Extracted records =
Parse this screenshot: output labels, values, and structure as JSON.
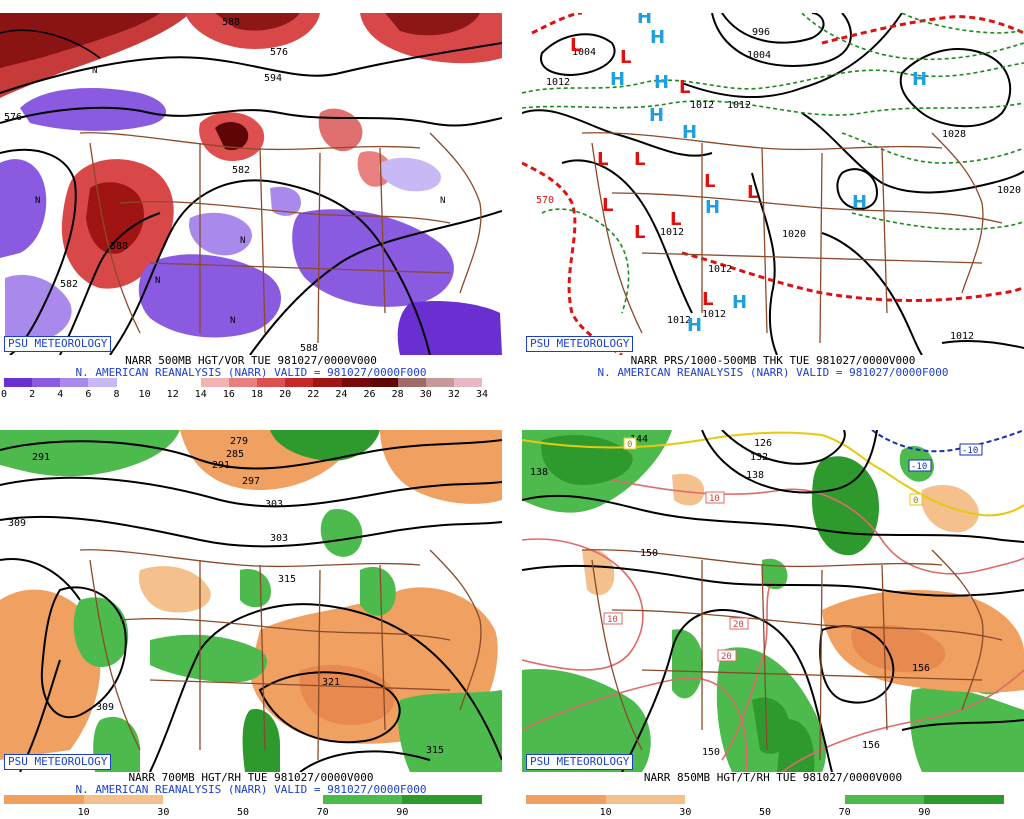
{
  "panels": [
    {
      "id": "vort",
      "badge": "PSU METEOROLOGY",
      "line1": "NARR 500MB HGT/VOR TUE 981027/0000V000",
      "line2": "N. AMERICAN REANALYSIS (NARR) VALID = 981027/0000F000",
      "colorbar": [
        "#6a2fd0",
        "#8a5ae0",
        "#a98aec",
        "#c8b8f4",
        "#ffffff",
        "#ffffff",
        "#ffffff",
        "#f2b3b3",
        "#e88080",
        "#de5050",
        "#c62828",
        "#a01414",
        "#7a0a0a",
        "#600505",
        "#a06a6a",
        "#c49a9a",
        "#e8b9c4"
      ],
      "ticks": [
        "0",
        "2",
        "4",
        "6",
        "8",
        "10",
        "12",
        "14",
        "16",
        "18",
        "20",
        "22",
        "24",
        "26",
        "28",
        "30",
        "32",
        "34"
      ],
      "contour_labels": [
        "576",
        "588",
        "582",
        "594",
        "576",
        "582",
        "588",
        "588"
      ],
      "extrema": [
        "N",
        "N",
        "N",
        "N",
        "N",
        "N"
      ]
    },
    {
      "id": "prs",
      "badge": "PSU METEOROLOGY",
      "line1": "NARR PRS/1000-500MB THK TUE 981027/0000V000",
      "line2": "N. AMERICAN REANALYSIS (NARR) VALID = 981027/0000F000",
      "contour_labels": [
        "1004",
        "1012",
        "996",
        "1004",
        "1012",
        "1012",
        "1028",
        "1020",
        "1020",
        "570",
        "1012",
        "1012",
        "1012",
        "1012",
        "1012"
      ],
      "highs": [
        "H",
        "H",
        "H",
        "H",
        "H",
        "H",
        "H",
        "H",
        "H",
        "H",
        "H"
      ],
      "lows": [
        "L",
        "L",
        "L",
        "L",
        "L",
        "L",
        "L",
        "L",
        "L",
        "L",
        "L"
      ]
    },
    {
      "id": "rh700",
      "badge": "PSU METEOROLOGY",
      "line1": "NARR 700MB HGT/RH TUE 981027/0000V000",
      "line2": "N. AMERICAN REANALYSIS (NARR) VALID = 981027/0000F000",
      "colorbar": [
        "#f0a060",
        "#f4c08c",
        "#ffffff",
        "#ffffff",
        "#4cba4c",
        "#2e9a2e"
      ],
      "ticks": [
        "10",
        "30",
        "50",
        "70",
        "90"
      ],
      "contour_labels": [
        "291",
        "279",
        "285",
        "291",
        "297",
        "303",
        "303",
        "309",
        "315",
        "309",
        "321",
        "315"
      ]
    },
    {
      "id": "rh850",
      "badge": "PSU METEOROLOGY",
      "line1": "NARR 850MB HGT/T/RH TUE 981027/0000V000",
      "colorbar": [
        "#f0a060",
        "#f4c08c",
        "#ffffff",
        "#ffffff",
        "#4cba4c",
        "#2e9a2e"
      ],
      "ticks": [
        "10",
        "30",
        "50",
        "70",
        "90"
      ],
      "contour_labels": [
        "138",
        "126",
        "132",
        "138",
        "144",
        "150",
        "150",
        "156",
        "156"
      ],
      "temp_labels": [
        "0",
        "10",
        "10",
        "20",
        "20",
        "-10",
        "-10",
        "0"
      ]
    }
  ]
}
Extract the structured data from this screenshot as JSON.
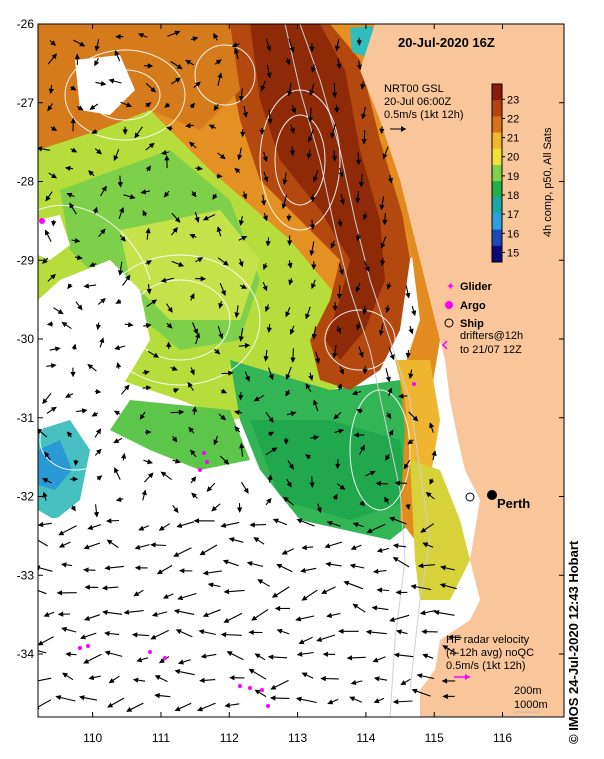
{
  "title": "20-Jul-2020 16Z",
  "product": {
    "name": "NRT00 GSL",
    "time": "20-Jul 06:00Z",
    "scale": "0.5m/s (1kt 12h)"
  },
  "colorbar": {
    "label": "4h comp, p50, All Sats",
    "ticks": [
      "23",
      "22",
      "21",
      "20",
      "19",
      "18",
      "17",
      "16",
      "15"
    ],
    "range": [
      14.5,
      23.8
    ],
    "colors": [
      "#8b1a0a",
      "#b8420f",
      "#d9701a",
      "#eeb830",
      "#f2e13a",
      "#7fd24a",
      "#22b04a",
      "#18a8a8",
      "#2aa0e0",
      "#1a4ab8",
      "#0a0a7a"
    ]
  },
  "legend": {
    "glider": "Glider",
    "argo": "Argo",
    "ship": "Ship",
    "drifters_line1": "drifters@12h",
    "drifters_line2": "to 21/07 12Z"
  },
  "hf_radar": {
    "line1": "HF radar velocity",
    "line2": "(4-12h avg) noQC",
    "line3": "0.5m/s (1kt 12h)"
  },
  "isobaths": {
    "shallow": "200m",
    "deep": "1000m"
  },
  "place": "Perth",
  "credit": "© IMOS 24-Jul-2020 12:43 Hobart",
  "axes": {
    "x_ticks": [
      "110",
      "111",
      "112",
      "113",
      "114",
      "115",
      "116"
    ],
    "y_ticks": [
      "-26",
      "-27",
      "-28",
      "-29",
      "-30",
      "-31",
      "-32",
      "-33",
      "-34"
    ],
    "lon_range": [
      109.2,
      116.9
    ],
    "lat_range": [
      -26.0,
      -34.8
    ]
  },
  "colors": {
    "land": "#f9c69b",
    "no_data": "#ffffff",
    "marker": "#ff00ff"
  }
}
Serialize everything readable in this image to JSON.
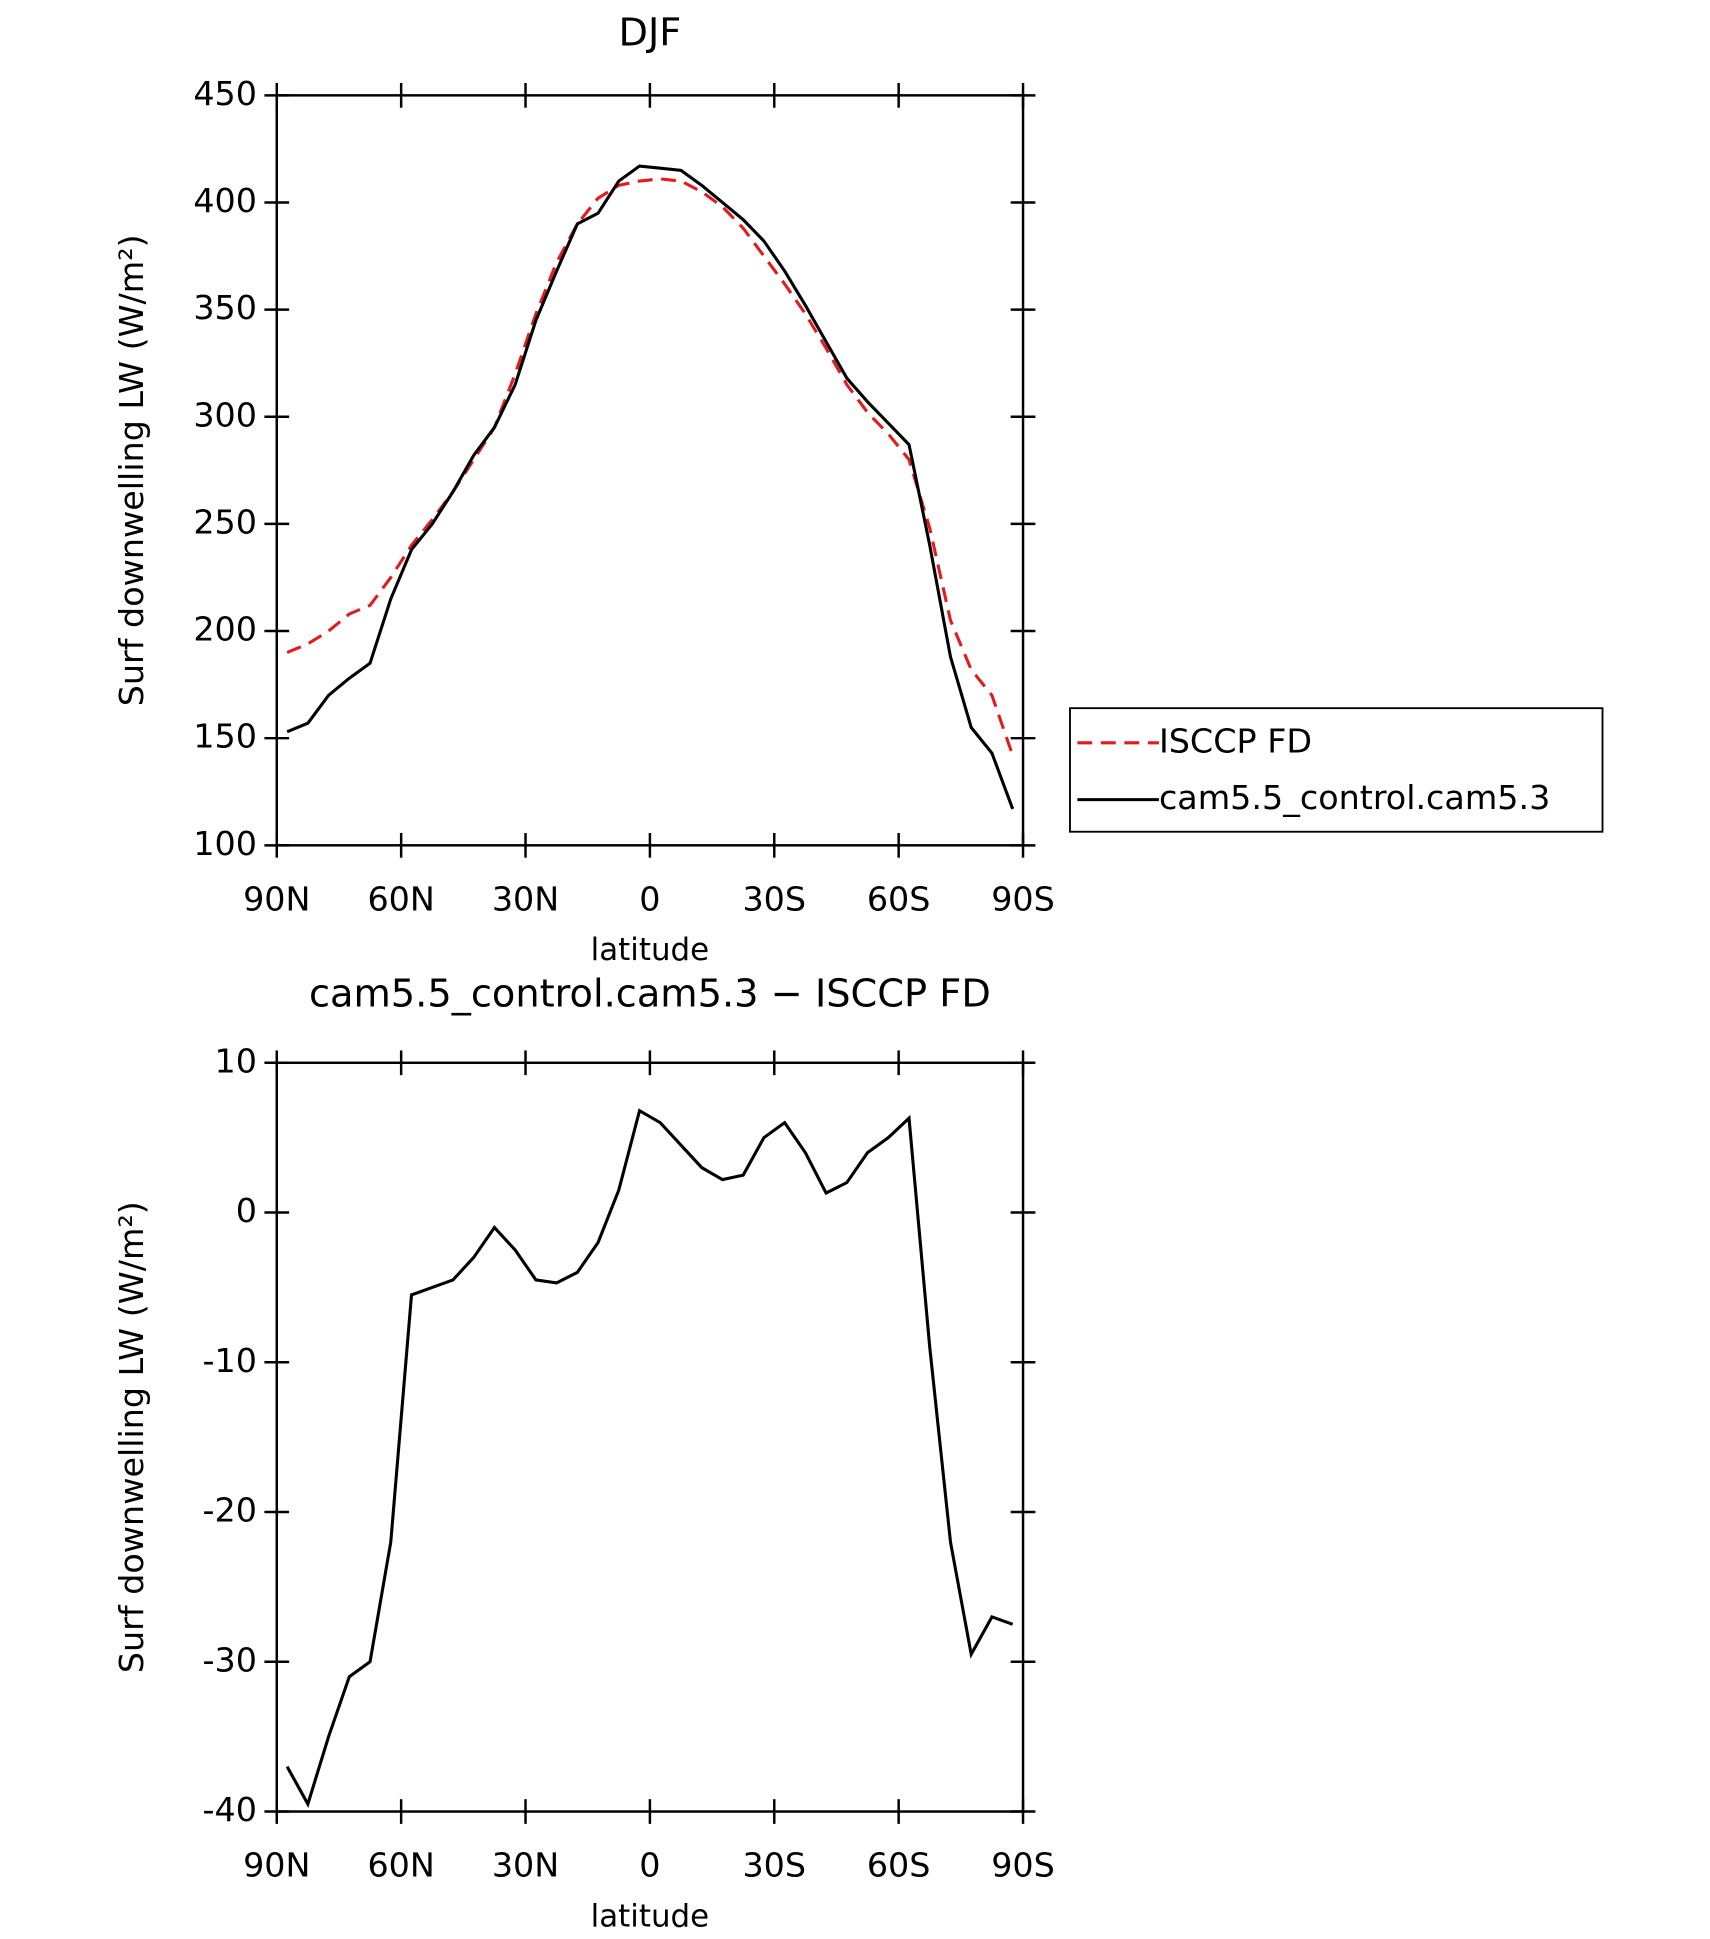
{
  "chart_data": [
    {
      "type": "line",
      "title": "DJF",
      "xlabel": "latitude",
      "ylabel": "Surf downwelling LW (W/m²)",
      "x": [
        87.5,
        82.5,
        77.5,
        72.5,
        67.5,
        62.5,
        57.5,
        52.5,
        47.5,
        42.5,
        37.5,
        32.5,
        27.5,
        22.5,
        17.5,
        12.5,
        7.5,
        2.5,
        -2.5,
        -7.5,
        -12.5,
        -17.5,
        -22.5,
        -27.5,
        -32.5,
        -37.5,
        -42.5,
        -47.5,
        -52.5,
        -57.5,
        -62.5,
        -67.5,
        -72.5,
        -77.5,
        -82.5,
        -87.5
      ],
      "series": [
        {
          "name": "ISCCP FD",
          "color": "#e41a1c",
          "linestyle": "dashed",
          "values": [
            190,
            194,
            200,
            208,
            212,
            225,
            240,
            252,
            265,
            280,
            295,
            320,
            348,
            372,
            390,
            402,
            408,
            410,
            411,
            410,
            405,
            398,
            388,
            375,
            362,
            348,
            332,
            315,
            302,
            292,
            280,
            248,
            205,
            182,
            170,
            142
          ]
        },
        {
          "name": "cam5.5_control.cam5.3",
          "color": "#000000",
          "linestyle": "solid",
          "values": [
            153,
            157,
            170,
            178,
            185,
            215,
            238,
            250,
            265,
            282,
            295,
            315,
            345,
            368,
            390,
            395,
            410,
            417,
            416,
            415,
            408,
            400,
            392,
            382,
            368,
            352,
            335,
            318,
            307,
            297,
            287,
            240,
            188,
            155,
            143,
            117
          ]
        }
      ],
      "xlim": [
        90,
        -90
      ],
      "xticks": [
        {
          "value": 90,
          "label": "90N"
        },
        {
          "value": 60,
          "label": "60N"
        },
        {
          "value": 30,
          "label": "30N"
        },
        0,
        {
          "value": -30,
          "label": "30S"
        },
        {
          "value": -60,
          "label": "60S"
        },
        {
          "value": -90,
          "label": "90S"
        }
      ],
      "ylim": [
        100,
        450
      ],
      "yticks": [
        100,
        150,
        200,
        250,
        300,
        350,
        400,
        450
      ],
      "legend": "right"
    },
    {
      "type": "line",
      "title": "cam5.5_control.cam5.3 − ISCCP FD",
      "xlabel": "latitude",
      "ylabel": "Surf downwelling LW (W/m²)",
      "x": [
        87.5,
        82.5,
        77.5,
        72.5,
        67.5,
        62.5,
        57.5,
        52.5,
        47.5,
        42.5,
        37.5,
        32.5,
        27.5,
        22.5,
        17.5,
        12.5,
        7.5,
        2.5,
        -2.5,
        -7.5,
        -12.5,
        -17.5,
        -22.5,
        -27.5,
        -32.5,
        -37.5,
        -42.5,
        -47.5,
        -52.5,
        -57.5,
        -62.5,
        -67.5,
        -72.5,
        -77.5,
        -82.5,
        -87.5
      ],
      "series": [
        {
          "color": "#000000",
          "linestyle": "solid",
          "values": [
            -37,
            -39.5,
            -35,
            -31,
            -30,
            -22,
            -5.5,
            -5,
            -4.5,
            -3,
            -1,
            -2.5,
            -4.5,
            -4.7,
            -4,
            -2,
            1.5,
            6.8,
            6,
            4.5,
            3,
            2.2,
            2.5,
            5,
            6,
            4,
            1.3,
            2,
            4,
            5,
            6.3,
            -9,
            -22,
            -29.5,
            -27,
            -27.5
          ]
        }
      ],
      "xlim": [
        90,
        -90
      ],
      "xticks": [
        {
          "value": 90,
          "label": "90N"
        },
        {
          "value": 60,
          "label": "60N"
        },
        {
          "value": 30,
          "label": "30N"
        },
        0,
        {
          "value": -30,
          "label": "30S"
        },
        {
          "value": -60,
          "label": "60S"
        },
        {
          "value": -90,
          "label": "90S"
        }
      ],
      "ylim": [
        -40,
        10
      ],
      "yticks": [
        -40,
        -30,
        -20,
        -10,
        0,
        10
      ]
    }
  ]
}
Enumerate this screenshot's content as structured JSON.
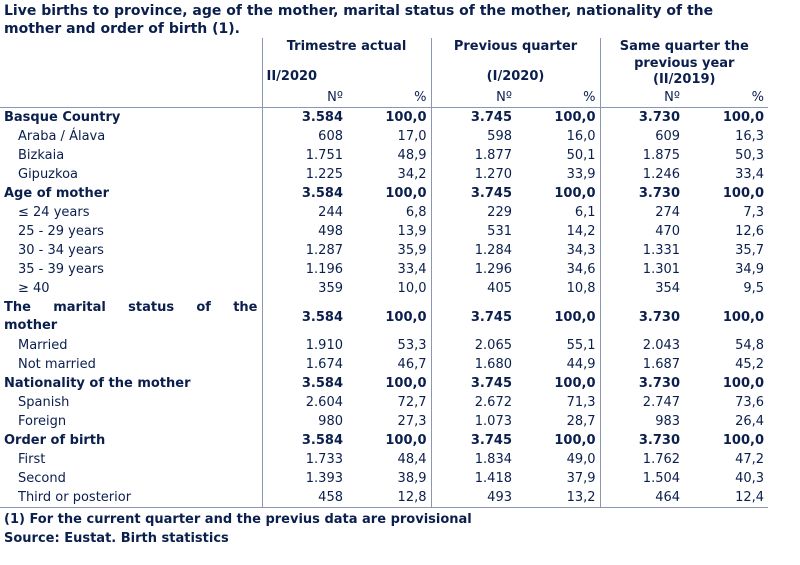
{
  "title": "Live births to province, age of the mother, marital status of the mother, nationality of the mother and order of birth (1).",
  "headers": {
    "groups": [
      {
        "line1": "Trimestre actual",
        "line2": "II/2020"
      },
      {
        "line1": "Previous quarter",
        "line2": "(I/2020)"
      },
      {
        "line1": "Same quarter the previous year",
        "line2": "(II/2019)"
      }
    ],
    "num_label": "Nº",
    "pct_label": "%"
  },
  "rows": [
    {
      "label": "Basque Country",
      "type": "section",
      "bold": true,
      "values": [
        "3.584",
        "100,0",
        "3.745",
        "100,0",
        "3.730",
        "100,0"
      ]
    },
    {
      "label": "Araba / Álava",
      "type": "item",
      "values": [
        "608",
        "17,0",
        "598",
        "16,0",
        "609",
        "16,3"
      ]
    },
    {
      "label": "Bizkaia",
      "type": "item",
      "values": [
        "1.751",
        "48,9",
        "1.877",
        "50,1",
        "1.875",
        "50,3"
      ]
    },
    {
      "label": "Gipuzkoa",
      "type": "item",
      "values": [
        "1.225",
        "34,2",
        "1.270",
        "33,9",
        "1.246",
        "33,4"
      ]
    },
    {
      "label": "Age of mother",
      "type": "section",
      "bold": true,
      "values": [
        "3.584",
        "100,0",
        "3.745",
        "100,0",
        "3.730",
        "100,0"
      ]
    },
    {
      "label": "≤ 24 years",
      "type": "item",
      "values": [
        "244",
        "6,8",
        "229",
        "6,1",
        "274",
        "7,3"
      ]
    },
    {
      "label": "25 - 29 years",
      "type": "item",
      "values": [
        "498",
        "13,9",
        "531",
        "14,2",
        "470",
        "12,6"
      ]
    },
    {
      "label": "30 - 34 years",
      "type": "item",
      "values": [
        "1.287",
        "35,9",
        "1.284",
        "34,3",
        "1.331",
        "35,7"
      ]
    },
    {
      "label": "35 - 39 years",
      "type": "item",
      "values": [
        "1.196",
        "33,4",
        "1.296",
        "34,6",
        "1.301",
        "34,9"
      ]
    },
    {
      "label": "≥ 40",
      "type": "item",
      "values": [
        "359",
        "10,0",
        "405",
        "10,8",
        "354",
        "9,5"
      ]
    },
    {
      "label1": "The marital status of the",
      "label2": "mother",
      "type": "section-wrap",
      "bold": true,
      "values": [
        "3.584",
        "100,0",
        "3.745",
        "100,0",
        "3.730",
        "100,0"
      ]
    },
    {
      "label": "Married",
      "type": "item",
      "values": [
        "1.910",
        "53,3",
        "2.065",
        "55,1",
        "2.043",
        "54,8"
      ]
    },
    {
      "label": "Not married",
      "type": "item",
      "values": [
        "1.674",
        "46,7",
        "1.680",
        "44,9",
        "1.687",
        "45,2"
      ]
    },
    {
      "label": "Nationality of the mother",
      "type": "section",
      "bold": false,
      "values": [
        "3.584",
        "100,0",
        "3.745",
        "100,0",
        "3.730",
        "100,0"
      ]
    },
    {
      "label": "Spanish",
      "type": "item",
      "values": [
        "2.604",
        "72,7",
        "2.672",
        "71,3",
        "2.747",
        "73,6"
      ]
    },
    {
      "label": "Foreign",
      "type": "item",
      "values": [
        "980",
        "27,3",
        "1.073",
        "28,7",
        "983",
        "26,4"
      ]
    },
    {
      "label": "Order of birth",
      "type": "section",
      "bold": true,
      "values": [
        "3.584",
        "100,0",
        "3.745",
        "100,0",
        "3.730",
        "100,0"
      ]
    },
    {
      "label": "First",
      "type": "item",
      "values": [
        "1.733",
        "48,4",
        "1.834",
        "49,0",
        "1.762",
        "47,2"
      ]
    },
    {
      "label": "Second",
      "type": "item",
      "values": [
        "1.393",
        "38,9",
        "1.418",
        "37,9",
        "1.504",
        "40,3"
      ]
    },
    {
      "label": "Third or posterior",
      "type": "item",
      "values": [
        "458",
        "12,8",
        "493",
        "13,2",
        "464",
        "12,4"
      ]
    }
  ],
  "notes": [
    "(1) For the current quarter and the previus data are provisional",
    "Source: Eustat. Birth statistics"
  ]
}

Set problem = Pull out each line of the records holding the string "ISCCP".

The result =
          "name": "ISCCP FD",
      "title": "cam5.5_control.cam5.3 − ISCCP FD",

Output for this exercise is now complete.